= Stated goal =
Scan the material for the word "this", and copy each line where it shows up.
-- Start Dataset records --
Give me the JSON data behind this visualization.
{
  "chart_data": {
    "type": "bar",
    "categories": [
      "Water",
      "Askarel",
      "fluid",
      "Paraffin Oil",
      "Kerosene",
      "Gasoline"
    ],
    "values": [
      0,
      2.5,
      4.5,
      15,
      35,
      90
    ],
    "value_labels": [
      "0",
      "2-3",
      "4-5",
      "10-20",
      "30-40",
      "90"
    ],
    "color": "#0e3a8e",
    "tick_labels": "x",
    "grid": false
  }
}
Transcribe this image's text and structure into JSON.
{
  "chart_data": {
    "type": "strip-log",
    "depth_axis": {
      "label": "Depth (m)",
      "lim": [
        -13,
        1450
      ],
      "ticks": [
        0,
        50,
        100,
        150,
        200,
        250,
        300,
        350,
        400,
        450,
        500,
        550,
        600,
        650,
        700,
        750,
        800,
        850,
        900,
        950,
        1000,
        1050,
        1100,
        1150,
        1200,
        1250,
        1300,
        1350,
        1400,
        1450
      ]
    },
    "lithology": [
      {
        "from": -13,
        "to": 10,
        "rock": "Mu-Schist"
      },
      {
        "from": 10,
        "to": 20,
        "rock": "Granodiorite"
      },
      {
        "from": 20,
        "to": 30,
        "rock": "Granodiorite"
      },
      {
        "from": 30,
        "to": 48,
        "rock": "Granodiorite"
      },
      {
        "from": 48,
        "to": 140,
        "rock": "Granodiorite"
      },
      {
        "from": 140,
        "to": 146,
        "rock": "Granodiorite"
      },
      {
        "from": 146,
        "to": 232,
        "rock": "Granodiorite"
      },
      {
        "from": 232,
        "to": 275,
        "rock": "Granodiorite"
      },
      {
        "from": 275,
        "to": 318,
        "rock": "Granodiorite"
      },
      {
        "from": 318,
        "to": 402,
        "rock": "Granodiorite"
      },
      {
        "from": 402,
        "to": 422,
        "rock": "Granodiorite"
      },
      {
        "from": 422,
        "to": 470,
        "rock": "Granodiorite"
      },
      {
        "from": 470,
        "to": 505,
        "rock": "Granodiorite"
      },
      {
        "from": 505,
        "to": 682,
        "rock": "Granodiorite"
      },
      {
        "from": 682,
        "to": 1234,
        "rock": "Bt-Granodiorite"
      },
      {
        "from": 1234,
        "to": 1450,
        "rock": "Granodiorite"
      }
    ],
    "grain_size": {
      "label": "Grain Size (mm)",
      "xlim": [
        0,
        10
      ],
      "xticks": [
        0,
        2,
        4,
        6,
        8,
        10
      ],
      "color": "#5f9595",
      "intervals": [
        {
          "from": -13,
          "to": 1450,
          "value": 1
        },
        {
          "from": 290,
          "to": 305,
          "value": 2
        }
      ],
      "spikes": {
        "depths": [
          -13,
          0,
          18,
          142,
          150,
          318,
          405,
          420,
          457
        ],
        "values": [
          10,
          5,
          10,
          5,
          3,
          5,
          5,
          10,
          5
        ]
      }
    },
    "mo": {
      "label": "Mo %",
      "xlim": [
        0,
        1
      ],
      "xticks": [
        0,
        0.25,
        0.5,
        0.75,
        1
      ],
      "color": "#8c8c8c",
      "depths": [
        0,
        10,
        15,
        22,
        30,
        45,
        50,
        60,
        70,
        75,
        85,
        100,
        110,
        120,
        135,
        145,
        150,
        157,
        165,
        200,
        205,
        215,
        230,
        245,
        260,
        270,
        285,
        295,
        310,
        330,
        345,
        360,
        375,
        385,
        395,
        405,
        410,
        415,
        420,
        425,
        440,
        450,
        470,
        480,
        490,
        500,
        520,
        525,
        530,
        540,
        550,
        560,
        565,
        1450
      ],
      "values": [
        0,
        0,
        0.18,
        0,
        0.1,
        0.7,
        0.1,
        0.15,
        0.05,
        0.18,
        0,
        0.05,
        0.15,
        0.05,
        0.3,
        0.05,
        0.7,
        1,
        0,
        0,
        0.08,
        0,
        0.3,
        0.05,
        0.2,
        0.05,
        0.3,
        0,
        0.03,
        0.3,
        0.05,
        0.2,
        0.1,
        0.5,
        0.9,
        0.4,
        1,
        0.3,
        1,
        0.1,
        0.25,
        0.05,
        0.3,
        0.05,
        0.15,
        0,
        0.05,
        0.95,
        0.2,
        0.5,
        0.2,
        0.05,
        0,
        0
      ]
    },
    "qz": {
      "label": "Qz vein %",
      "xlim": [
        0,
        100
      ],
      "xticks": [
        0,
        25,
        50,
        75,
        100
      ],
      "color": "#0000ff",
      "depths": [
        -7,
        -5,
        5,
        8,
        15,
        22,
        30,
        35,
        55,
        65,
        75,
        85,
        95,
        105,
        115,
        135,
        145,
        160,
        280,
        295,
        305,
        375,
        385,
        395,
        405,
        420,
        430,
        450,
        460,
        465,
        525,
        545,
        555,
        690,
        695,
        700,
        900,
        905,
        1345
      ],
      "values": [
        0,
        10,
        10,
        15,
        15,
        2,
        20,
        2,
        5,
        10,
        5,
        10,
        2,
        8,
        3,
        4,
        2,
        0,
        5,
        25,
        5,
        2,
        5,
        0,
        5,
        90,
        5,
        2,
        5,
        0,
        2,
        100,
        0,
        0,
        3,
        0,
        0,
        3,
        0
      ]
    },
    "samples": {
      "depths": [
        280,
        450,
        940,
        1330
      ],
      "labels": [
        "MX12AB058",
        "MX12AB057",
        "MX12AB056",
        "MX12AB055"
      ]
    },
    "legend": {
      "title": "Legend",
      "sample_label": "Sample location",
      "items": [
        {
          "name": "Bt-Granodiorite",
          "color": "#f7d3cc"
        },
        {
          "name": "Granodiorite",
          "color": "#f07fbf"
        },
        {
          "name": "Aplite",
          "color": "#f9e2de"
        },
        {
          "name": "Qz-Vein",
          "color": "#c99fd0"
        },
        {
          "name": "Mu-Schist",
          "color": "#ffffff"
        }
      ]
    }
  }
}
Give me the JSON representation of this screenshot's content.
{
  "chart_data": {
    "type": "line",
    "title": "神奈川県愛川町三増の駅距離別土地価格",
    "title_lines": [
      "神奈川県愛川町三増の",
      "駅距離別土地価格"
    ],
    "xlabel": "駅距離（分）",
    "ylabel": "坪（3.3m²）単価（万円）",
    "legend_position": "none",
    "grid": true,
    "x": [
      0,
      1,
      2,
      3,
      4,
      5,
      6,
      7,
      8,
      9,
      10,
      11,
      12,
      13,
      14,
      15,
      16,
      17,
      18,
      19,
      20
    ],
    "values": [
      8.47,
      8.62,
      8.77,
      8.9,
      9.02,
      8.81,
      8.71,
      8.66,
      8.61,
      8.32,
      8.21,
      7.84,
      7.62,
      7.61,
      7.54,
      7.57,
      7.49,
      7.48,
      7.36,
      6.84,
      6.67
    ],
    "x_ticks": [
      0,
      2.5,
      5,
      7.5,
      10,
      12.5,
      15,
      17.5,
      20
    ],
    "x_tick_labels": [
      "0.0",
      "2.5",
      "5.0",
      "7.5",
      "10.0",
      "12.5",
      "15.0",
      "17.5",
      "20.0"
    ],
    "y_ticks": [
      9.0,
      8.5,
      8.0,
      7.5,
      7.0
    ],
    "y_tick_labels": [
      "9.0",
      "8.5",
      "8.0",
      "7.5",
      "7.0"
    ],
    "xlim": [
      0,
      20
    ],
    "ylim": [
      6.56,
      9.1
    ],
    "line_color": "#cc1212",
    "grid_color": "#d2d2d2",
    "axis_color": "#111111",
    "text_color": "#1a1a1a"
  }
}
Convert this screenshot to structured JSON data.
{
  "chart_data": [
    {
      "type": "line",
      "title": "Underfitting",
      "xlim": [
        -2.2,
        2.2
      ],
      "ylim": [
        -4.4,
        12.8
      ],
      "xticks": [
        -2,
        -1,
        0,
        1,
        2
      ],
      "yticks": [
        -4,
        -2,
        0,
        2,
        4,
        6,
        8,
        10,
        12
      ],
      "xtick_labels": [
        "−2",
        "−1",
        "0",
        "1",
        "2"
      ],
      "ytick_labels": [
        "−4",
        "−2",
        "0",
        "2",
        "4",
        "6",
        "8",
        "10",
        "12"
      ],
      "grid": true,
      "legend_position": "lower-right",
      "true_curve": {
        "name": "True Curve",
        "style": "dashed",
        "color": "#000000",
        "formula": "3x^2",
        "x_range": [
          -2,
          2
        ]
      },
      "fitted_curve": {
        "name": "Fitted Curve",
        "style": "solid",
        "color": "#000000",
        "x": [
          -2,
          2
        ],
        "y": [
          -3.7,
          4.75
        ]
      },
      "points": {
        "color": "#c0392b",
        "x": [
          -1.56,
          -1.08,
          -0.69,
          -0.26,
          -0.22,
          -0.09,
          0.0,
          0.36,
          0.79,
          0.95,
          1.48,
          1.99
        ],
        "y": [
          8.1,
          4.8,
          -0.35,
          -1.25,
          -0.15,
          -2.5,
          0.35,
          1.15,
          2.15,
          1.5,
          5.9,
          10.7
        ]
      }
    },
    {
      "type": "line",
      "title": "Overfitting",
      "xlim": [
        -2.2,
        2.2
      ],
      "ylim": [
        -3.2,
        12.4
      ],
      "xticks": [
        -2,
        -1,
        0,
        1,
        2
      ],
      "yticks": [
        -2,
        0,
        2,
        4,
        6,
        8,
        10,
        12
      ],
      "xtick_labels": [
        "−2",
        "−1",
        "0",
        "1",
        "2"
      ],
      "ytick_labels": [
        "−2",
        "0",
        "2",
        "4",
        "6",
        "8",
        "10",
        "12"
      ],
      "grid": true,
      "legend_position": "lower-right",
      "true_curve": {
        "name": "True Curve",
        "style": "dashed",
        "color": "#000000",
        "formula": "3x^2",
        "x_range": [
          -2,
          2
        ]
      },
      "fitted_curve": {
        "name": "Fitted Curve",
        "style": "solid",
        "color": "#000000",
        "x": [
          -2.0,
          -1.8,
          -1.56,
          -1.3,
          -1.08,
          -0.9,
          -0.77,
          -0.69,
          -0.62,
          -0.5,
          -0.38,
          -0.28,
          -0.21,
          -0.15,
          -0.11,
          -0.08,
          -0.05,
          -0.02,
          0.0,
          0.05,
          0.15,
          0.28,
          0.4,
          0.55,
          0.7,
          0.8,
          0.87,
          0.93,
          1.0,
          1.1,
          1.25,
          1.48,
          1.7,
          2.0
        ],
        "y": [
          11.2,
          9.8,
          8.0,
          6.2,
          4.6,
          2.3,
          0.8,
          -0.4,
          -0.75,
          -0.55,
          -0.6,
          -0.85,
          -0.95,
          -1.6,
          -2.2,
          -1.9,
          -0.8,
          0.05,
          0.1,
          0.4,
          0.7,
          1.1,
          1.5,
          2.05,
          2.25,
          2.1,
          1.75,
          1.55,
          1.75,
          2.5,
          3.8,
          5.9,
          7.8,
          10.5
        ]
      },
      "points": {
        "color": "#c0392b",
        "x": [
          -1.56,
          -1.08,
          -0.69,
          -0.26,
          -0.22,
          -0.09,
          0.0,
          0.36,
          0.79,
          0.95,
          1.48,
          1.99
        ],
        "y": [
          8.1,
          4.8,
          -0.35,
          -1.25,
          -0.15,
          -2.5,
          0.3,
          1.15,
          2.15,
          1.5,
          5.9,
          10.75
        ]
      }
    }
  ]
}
-- End Dataset records --
= Solution =
Give me the JSON data behind this visualization.
Transcribe this image's text and structure into JSON.
Give me the JSON representation of this screenshot's content.
Convert this screenshot to structured JSON data.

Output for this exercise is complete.